-- BEGIN --

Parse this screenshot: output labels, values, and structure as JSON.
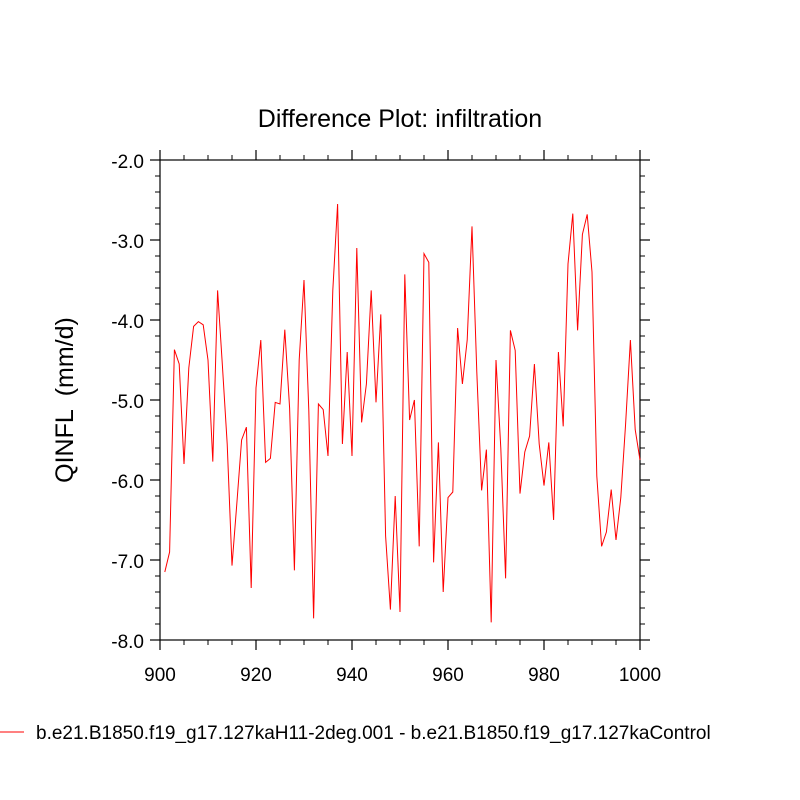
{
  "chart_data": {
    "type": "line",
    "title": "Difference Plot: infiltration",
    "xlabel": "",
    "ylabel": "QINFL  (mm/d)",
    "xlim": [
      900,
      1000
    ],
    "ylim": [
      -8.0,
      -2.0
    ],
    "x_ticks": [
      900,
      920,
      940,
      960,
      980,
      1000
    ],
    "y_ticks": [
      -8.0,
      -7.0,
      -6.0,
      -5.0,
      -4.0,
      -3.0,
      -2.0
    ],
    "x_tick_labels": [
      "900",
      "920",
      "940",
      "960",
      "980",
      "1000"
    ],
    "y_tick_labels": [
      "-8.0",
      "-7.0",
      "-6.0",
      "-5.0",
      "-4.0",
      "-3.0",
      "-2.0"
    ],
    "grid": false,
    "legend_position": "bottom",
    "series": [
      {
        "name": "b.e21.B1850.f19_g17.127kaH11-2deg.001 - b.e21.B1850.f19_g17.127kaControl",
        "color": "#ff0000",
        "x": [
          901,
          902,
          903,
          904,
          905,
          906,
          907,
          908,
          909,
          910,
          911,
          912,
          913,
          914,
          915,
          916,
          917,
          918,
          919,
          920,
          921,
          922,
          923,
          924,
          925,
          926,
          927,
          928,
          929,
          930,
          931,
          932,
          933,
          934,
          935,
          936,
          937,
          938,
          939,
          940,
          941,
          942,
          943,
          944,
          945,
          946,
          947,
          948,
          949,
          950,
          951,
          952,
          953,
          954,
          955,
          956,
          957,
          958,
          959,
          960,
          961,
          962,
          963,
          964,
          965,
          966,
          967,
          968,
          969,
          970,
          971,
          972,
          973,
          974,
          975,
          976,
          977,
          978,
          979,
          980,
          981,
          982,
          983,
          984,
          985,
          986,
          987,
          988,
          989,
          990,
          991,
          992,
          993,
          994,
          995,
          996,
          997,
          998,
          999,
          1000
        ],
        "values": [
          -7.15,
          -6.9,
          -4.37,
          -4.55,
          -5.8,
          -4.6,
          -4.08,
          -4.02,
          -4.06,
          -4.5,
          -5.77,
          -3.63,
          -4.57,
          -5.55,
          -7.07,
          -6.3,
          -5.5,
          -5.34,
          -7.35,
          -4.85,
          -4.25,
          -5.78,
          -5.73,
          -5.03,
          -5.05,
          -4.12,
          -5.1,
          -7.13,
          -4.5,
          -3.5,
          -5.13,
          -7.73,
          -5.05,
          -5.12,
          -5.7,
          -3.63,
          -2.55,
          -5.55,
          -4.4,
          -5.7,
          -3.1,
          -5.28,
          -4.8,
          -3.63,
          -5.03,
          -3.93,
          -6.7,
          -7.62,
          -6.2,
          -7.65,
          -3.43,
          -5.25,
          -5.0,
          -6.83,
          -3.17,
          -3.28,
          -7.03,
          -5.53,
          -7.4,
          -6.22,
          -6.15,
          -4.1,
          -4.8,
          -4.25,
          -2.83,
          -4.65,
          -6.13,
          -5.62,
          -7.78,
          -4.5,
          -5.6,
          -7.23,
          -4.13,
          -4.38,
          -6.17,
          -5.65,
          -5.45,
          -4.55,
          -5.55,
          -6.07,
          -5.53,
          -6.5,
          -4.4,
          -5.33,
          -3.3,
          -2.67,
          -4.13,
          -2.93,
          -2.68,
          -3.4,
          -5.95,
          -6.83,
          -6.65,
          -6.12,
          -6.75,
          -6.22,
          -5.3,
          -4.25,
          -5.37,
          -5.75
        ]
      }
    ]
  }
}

-- END --

## Problem
Restate the whole of the material word for word without the pictures.

## Correct response
Parse this screenshot: output labels, values, and structure as JSON.
{
  "chart_data": {
    "type": "line",
    "title": "Difference Plot: infiltration",
    "xlabel": "",
    "ylabel": "QINFL  (mm/d)",
    "xlim": [
      900,
      1000
    ],
    "ylim": [
      -8.0,
      -2.0
    ],
    "x_ticks": [
      900,
      920,
      940,
      960,
      980,
      1000
    ],
    "y_ticks": [
      -8.0,
      -7.0,
      -6.0,
      -5.0,
      -4.0,
      -3.0,
      -2.0
    ],
    "x_tick_labels": [
      "900",
      "920",
      "940",
      "960",
      "980",
      "1000"
    ],
    "y_tick_labels": [
      "-8.0",
      "-7.0",
      "-6.0",
      "-5.0",
      "-4.0",
      "-3.0",
      "-2.0"
    ],
    "grid": false,
    "legend_position": "bottom",
    "series": [
      {
        "name": "b.e21.B1850.f19_g17.127kaH11-2deg.001 - b.e21.B1850.f19_g17.127kaControl",
        "color": "#ff0000",
        "x": [
          901,
          902,
          903,
          904,
          905,
          906,
          907,
          908,
          909,
          910,
          911,
          912,
          913,
          914,
          915,
          916,
          917,
          918,
          919,
          920,
          921,
          922,
          923,
          924,
          925,
          926,
          927,
          928,
          929,
          930,
          931,
          932,
          933,
          934,
          935,
          936,
          937,
          938,
          939,
          940,
          941,
          942,
          943,
          944,
          945,
          946,
          947,
          948,
          949,
          950,
          951,
          952,
          953,
          954,
          955,
          956,
          957,
          958,
          959,
          960,
          961,
          962,
          963,
          964,
          965,
          966,
          967,
          968,
          969,
          970,
          971,
          972,
          973,
          974,
          975,
          976,
          977,
          978,
          979,
          980,
          981,
          982,
          983,
          984,
          985,
          986,
          987,
          988,
          989,
          990,
          991,
          992,
          993,
          994,
          995,
          996,
          997,
          998,
          999,
          1000
        ],
        "values": [
          -7.15,
          -6.9,
          -4.37,
          -4.55,
          -5.8,
          -4.6,
          -4.08,
          -4.02,
          -4.06,
          -4.5,
          -5.77,
          -3.63,
          -4.57,
          -5.55,
          -7.07,
          -6.3,
          -5.5,
          -5.34,
          -7.35,
          -4.85,
          -4.25,
          -5.78,
          -5.73,
          -5.03,
          -5.05,
          -4.12,
          -5.1,
          -7.13,
          -4.5,
          -3.5,
          -5.13,
          -7.73,
          -5.05,
          -5.12,
          -5.7,
          -3.63,
          -2.55,
          -5.55,
          -4.4,
          -5.7,
          -3.1,
          -5.28,
          -4.8,
          -3.63,
          -5.03,
          -3.93,
          -6.7,
          -7.62,
          -6.2,
          -7.65,
          -3.43,
          -5.25,
          -5.0,
          -6.83,
          -3.17,
          -3.28,
          -7.03,
          -5.53,
          -7.4,
          -6.22,
          -6.15,
          -4.1,
          -4.8,
          -4.25,
          -2.83,
          -4.65,
          -6.13,
          -5.62,
          -7.78,
          -4.5,
          -5.6,
          -7.23,
          -4.13,
          -4.38,
          -6.17,
          -5.65,
          -5.45,
          -4.55,
          -5.55,
          -6.07,
          -5.53,
          -6.5,
          -4.4,
          -5.33,
          -3.3,
          -2.67,
          -4.13,
          -2.93,
          -2.68,
          -3.4,
          -5.95,
          -6.83,
          -6.65,
          -6.12,
          -6.75,
          -6.22,
          -5.3,
          -4.25,
          -5.37,
          -5.75
        ]
      }
    ]
  }
}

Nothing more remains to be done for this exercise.